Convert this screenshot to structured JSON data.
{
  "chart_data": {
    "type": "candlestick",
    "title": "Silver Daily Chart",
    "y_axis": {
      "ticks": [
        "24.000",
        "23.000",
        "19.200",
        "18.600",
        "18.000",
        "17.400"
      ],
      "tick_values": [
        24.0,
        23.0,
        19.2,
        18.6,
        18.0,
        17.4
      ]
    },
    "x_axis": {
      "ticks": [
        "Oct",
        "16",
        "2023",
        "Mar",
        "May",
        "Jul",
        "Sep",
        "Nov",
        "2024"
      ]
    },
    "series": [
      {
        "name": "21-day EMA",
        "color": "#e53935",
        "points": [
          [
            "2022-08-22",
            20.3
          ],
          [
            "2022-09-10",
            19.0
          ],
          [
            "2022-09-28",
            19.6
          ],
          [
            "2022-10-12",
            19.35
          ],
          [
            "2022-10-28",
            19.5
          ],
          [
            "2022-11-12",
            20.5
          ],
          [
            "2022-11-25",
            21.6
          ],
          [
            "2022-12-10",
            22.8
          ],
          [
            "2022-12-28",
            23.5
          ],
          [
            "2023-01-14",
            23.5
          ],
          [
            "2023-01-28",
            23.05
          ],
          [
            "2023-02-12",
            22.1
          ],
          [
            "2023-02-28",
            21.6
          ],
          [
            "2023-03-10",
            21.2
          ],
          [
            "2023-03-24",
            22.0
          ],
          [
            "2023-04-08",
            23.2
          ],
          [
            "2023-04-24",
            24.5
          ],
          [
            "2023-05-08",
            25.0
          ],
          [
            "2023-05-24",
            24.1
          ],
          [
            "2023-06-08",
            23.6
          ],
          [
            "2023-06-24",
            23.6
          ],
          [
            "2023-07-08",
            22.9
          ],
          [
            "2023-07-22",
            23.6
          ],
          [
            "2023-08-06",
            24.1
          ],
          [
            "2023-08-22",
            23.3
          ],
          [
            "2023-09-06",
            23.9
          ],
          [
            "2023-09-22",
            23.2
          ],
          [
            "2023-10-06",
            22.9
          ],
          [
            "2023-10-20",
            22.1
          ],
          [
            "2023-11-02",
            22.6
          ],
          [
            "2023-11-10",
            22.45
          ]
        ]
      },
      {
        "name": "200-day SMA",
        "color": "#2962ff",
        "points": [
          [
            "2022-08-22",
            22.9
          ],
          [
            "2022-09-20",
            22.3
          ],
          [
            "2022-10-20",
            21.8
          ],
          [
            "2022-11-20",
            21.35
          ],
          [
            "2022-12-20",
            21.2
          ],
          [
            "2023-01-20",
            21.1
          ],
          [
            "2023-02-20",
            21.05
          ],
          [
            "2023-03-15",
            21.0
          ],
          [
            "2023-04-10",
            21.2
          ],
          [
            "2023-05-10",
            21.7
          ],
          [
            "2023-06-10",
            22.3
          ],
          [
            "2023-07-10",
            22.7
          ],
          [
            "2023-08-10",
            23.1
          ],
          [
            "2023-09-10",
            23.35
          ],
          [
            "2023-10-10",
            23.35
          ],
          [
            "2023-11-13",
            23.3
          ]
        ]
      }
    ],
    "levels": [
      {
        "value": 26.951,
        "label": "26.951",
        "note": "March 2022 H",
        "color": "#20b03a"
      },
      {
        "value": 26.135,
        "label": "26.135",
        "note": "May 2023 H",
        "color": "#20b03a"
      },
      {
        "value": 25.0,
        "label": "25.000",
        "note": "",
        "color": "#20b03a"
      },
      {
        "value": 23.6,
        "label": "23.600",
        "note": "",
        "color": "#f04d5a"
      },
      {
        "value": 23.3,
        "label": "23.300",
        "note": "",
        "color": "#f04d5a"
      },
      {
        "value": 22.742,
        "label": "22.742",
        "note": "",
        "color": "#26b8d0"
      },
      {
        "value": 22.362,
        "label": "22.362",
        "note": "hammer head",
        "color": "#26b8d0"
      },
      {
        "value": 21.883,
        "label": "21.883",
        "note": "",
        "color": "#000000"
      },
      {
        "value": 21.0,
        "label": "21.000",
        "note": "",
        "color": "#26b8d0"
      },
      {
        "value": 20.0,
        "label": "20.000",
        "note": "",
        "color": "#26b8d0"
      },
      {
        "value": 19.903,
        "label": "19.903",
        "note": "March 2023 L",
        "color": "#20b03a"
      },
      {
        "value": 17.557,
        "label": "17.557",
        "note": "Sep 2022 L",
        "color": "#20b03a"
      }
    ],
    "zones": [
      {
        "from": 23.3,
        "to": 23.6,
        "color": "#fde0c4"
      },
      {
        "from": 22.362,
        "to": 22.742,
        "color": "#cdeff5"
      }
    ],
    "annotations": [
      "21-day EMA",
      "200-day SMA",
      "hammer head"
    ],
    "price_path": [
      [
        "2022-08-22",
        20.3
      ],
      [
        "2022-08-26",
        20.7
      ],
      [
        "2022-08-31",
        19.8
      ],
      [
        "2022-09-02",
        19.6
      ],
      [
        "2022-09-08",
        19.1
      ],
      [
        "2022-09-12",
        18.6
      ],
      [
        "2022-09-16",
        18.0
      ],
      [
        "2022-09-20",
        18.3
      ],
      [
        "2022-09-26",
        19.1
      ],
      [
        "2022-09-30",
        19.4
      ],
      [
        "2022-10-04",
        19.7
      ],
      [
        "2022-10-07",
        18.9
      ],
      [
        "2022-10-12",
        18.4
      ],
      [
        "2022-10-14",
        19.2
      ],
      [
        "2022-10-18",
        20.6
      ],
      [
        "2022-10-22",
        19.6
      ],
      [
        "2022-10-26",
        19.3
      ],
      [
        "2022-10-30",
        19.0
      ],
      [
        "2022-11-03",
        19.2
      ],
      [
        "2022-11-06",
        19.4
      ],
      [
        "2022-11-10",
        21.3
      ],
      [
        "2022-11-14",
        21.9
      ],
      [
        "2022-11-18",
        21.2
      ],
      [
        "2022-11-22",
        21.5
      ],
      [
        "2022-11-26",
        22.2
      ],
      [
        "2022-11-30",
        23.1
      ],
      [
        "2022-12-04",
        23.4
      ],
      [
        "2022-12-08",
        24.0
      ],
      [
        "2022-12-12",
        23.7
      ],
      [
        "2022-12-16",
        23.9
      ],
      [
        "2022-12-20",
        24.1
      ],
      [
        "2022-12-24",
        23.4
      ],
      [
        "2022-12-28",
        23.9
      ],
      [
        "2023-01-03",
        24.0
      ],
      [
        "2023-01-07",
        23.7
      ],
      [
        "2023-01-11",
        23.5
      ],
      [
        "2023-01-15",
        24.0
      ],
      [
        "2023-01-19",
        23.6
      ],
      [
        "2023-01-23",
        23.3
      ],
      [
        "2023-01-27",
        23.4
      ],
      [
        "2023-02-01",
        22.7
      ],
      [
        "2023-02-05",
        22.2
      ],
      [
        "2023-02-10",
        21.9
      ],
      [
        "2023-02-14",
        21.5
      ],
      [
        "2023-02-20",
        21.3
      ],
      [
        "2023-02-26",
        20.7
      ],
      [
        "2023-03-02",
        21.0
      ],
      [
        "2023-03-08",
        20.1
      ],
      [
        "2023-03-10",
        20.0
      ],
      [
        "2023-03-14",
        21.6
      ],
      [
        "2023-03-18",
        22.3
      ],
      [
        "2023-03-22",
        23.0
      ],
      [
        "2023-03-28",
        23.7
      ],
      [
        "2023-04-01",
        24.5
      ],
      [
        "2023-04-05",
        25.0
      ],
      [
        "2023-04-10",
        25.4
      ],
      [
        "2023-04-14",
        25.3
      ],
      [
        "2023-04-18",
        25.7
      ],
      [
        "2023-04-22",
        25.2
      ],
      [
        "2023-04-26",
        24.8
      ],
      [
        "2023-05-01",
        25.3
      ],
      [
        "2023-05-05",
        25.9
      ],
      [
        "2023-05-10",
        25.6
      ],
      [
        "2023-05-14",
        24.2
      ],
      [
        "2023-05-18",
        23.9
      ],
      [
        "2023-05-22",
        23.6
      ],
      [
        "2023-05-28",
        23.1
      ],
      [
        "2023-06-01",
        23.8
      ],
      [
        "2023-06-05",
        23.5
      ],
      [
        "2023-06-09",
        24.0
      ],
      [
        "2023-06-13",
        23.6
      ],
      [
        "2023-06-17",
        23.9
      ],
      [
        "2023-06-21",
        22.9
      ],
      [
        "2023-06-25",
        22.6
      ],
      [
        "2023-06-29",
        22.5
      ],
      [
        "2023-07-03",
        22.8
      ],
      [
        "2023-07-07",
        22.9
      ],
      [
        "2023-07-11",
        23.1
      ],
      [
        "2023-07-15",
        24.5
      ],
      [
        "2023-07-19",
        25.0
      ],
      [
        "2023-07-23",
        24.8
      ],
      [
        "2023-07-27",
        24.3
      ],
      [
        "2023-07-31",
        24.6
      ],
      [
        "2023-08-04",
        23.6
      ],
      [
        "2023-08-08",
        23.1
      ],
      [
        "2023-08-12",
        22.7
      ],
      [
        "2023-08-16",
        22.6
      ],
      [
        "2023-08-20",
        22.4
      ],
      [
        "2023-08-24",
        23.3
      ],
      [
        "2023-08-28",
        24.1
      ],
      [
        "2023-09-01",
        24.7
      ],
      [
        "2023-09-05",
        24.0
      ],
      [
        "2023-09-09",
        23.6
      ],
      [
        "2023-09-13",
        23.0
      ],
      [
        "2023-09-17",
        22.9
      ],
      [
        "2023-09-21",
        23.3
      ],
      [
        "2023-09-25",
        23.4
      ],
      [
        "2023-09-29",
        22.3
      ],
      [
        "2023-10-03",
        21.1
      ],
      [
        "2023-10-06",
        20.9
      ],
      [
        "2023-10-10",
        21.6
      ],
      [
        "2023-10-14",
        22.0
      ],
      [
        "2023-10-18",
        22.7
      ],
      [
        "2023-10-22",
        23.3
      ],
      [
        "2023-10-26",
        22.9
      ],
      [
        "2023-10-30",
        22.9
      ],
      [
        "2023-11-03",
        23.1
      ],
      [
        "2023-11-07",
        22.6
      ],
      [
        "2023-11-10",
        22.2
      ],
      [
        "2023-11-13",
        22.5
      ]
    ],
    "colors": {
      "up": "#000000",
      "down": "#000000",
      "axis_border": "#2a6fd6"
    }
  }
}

### Brief
Report how many lines of the records above contain the word "label", giving only the number.

### Exercise response
12